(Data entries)
— Start —

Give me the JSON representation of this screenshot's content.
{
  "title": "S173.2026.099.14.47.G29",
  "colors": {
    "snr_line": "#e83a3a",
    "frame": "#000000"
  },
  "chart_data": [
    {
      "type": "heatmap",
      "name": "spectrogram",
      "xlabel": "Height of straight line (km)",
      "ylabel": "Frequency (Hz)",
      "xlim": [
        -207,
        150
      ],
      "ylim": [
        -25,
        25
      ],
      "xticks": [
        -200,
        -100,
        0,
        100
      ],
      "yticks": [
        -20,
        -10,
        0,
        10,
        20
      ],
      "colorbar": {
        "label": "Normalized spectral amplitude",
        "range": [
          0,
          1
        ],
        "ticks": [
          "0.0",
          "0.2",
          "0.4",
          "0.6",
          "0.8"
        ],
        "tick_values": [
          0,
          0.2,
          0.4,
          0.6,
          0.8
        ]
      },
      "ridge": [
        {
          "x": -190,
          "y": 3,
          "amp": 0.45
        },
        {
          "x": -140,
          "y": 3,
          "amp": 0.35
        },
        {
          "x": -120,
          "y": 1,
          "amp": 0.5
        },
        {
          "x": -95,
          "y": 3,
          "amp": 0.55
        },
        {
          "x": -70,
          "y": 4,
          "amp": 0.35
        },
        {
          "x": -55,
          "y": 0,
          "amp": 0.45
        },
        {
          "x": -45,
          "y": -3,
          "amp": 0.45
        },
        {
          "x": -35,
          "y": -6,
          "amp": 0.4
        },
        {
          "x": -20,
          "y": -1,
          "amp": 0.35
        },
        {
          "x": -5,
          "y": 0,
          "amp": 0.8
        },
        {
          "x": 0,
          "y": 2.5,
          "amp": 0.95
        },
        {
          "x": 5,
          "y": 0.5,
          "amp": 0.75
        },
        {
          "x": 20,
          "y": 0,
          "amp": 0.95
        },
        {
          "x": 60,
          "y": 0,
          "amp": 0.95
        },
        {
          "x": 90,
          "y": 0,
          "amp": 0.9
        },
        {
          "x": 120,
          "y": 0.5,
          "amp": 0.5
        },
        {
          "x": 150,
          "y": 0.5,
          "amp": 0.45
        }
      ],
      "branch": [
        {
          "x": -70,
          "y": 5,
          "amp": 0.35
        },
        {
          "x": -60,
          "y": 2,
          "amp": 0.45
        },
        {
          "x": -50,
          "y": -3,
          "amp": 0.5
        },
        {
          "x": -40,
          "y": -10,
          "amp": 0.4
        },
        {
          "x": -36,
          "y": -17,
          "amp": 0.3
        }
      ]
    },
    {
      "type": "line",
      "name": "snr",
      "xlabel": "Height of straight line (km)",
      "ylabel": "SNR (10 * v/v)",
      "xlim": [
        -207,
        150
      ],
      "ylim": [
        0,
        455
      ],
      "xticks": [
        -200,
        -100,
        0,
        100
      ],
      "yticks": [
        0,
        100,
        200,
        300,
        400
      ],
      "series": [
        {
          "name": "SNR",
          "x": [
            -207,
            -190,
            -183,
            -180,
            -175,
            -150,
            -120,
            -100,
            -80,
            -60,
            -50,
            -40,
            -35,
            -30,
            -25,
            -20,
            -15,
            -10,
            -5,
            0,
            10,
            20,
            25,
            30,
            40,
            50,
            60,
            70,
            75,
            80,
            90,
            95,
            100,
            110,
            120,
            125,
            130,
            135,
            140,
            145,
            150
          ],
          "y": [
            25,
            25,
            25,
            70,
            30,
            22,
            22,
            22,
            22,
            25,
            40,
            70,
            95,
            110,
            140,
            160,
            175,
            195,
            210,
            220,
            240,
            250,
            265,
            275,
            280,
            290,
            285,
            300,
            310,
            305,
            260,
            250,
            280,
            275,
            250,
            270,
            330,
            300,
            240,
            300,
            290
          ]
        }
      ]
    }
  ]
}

— End —

Requirement -
Recopy the entries above in their entirety, exactly.

Response to the exercise -
Give me the JSON representation of this screenshot's content.
{
  "title": "S173.2026.099.14.47.G29",
  "colors": {
    "snr_line": "#e83a3a",
    "frame": "#000000"
  },
  "chart_data": [
    {
      "type": "heatmap",
      "name": "spectrogram",
      "xlabel": "Height of straight line (km)",
      "ylabel": "Frequency (Hz)",
      "xlim": [
        -207,
        150
      ],
      "ylim": [
        -25,
        25
      ],
      "xticks": [
        -200,
        -100,
        0,
        100
      ],
      "yticks": [
        -20,
        -10,
        0,
        10,
        20
      ],
      "colorbar": {
        "label": "Normalized spectral amplitude",
        "range": [
          0,
          1
        ],
        "ticks": [
          "0.0",
          "0.2",
          "0.4",
          "0.6",
          "0.8"
        ],
        "tick_values": [
          0,
          0.2,
          0.4,
          0.6,
          0.8
        ]
      },
      "ridge": [
        {
          "x": -190,
          "y": 3,
          "amp": 0.45
        },
        {
          "x": -140,
          "y": 3,
          "amp": 0.35
        },
        {
          "x": -120,
          "y": 1,
          "amp": 0.5
        },
        {
          "x": -95,
          "y": 3,
          "amp": 0.55
        },
        {
          "x": -70,
          "y": 4,
          "amp": 0.35
        },
        {
          "x": -55,
          "y": 0,
          "amp": 0.45
        },
        {
          "x": -45,
          "y": -3,
          "amp": 0.45
        },
        {
          "x": -35,
          "y": -6,
          "amp": 0.4
        },
        {
          "x": -20,
          "y": -1,
          "amp": 0.35
        },
        {
          "x": -5,
          "y": 0,
          "amp": 0.8
        },
        {
          "x": 0,
          "y": 2.5,
          "amp": 0.95
        },
        {
          "x": 5,
          "y": 0.5,
          "amp": 0.75
        },
        {
          "x": 20,
          "y": 0,
          "amp": 0.95
        },
        {
          "x": 60,
          "y": 0,
          "amp": 0.95
        },
        {
          "x": 90,
          "y": 0,
          "amp": 0.9
        },
        {
          "x": 120,
          "y": 0.5,
          "amp": 0.5
        },
        {
          "x": 150,
          "y": 0.5,
          "amp": 0.45
        }
      ],
      "branch": [
        {
          "x": -70,
          "y": 5,
          "amp": 0.35
        },
        {
          "x": -60,
          "y": 2,
          "amp": 0.45
        },
        {
          "x": -50,
          "y": -3,
          "amp": 0.5
        },
        {
          "x": -40,
          "y": -10,
          "amp": 0.4
        },
        {
          "x": -36,
          "y": -17,
          "amp": 0.3
        }
      ]
    },
    {
      "type": "line",
      "name": "snr",
      "xlabel": "Height of straight line (km)",
      "ylabel": "SNR (10 * v/v)",
      "xlim": [
        -207,
        150
      ],
      "ylim": [
        0,
        455
      ],
      "xticks": [
        -200,
        -100,
        0,
        100
      ],
      "yticks": [
        0,
        100,
        200,
        300,
        400
      ],
      "series": [
        {
          "name": "SNR",
          "x": [
            -207,
            -190,
            -183,
            -180,
            -175,
            -150,
            -120,
            -100,
            -80,
            -60,
            -50,
            -40,
            -35,
            -30,
            -25,
            -20,
            -15,
            -10,
            -5,
            0,
            10,
            20,
            25,
            30,
            40,
            50,
            60,
            70,
            75,
            80,
            90,
            95,
            100,
            110,
            120,
            125,
            130,
            135,
            140,
            145,
            150
          ],
          "y": [
            25,
            25,
            25,
            70,
            30,
            22,
            22,
            22,
            22,
            25,
            40,
            70,
            95,
            110,
            140,
            160,
            175,
            195,
            210,
            220,
            240,
            250,
            265,
            275,
            280,
            290,
            285,
            300,
            310,
            305,
            260,
            250,
            280,
            275,
            250,
            270,
            330,
            300,
            240,
            300,
            290
          ]
        }
      ]
    }
  ]
}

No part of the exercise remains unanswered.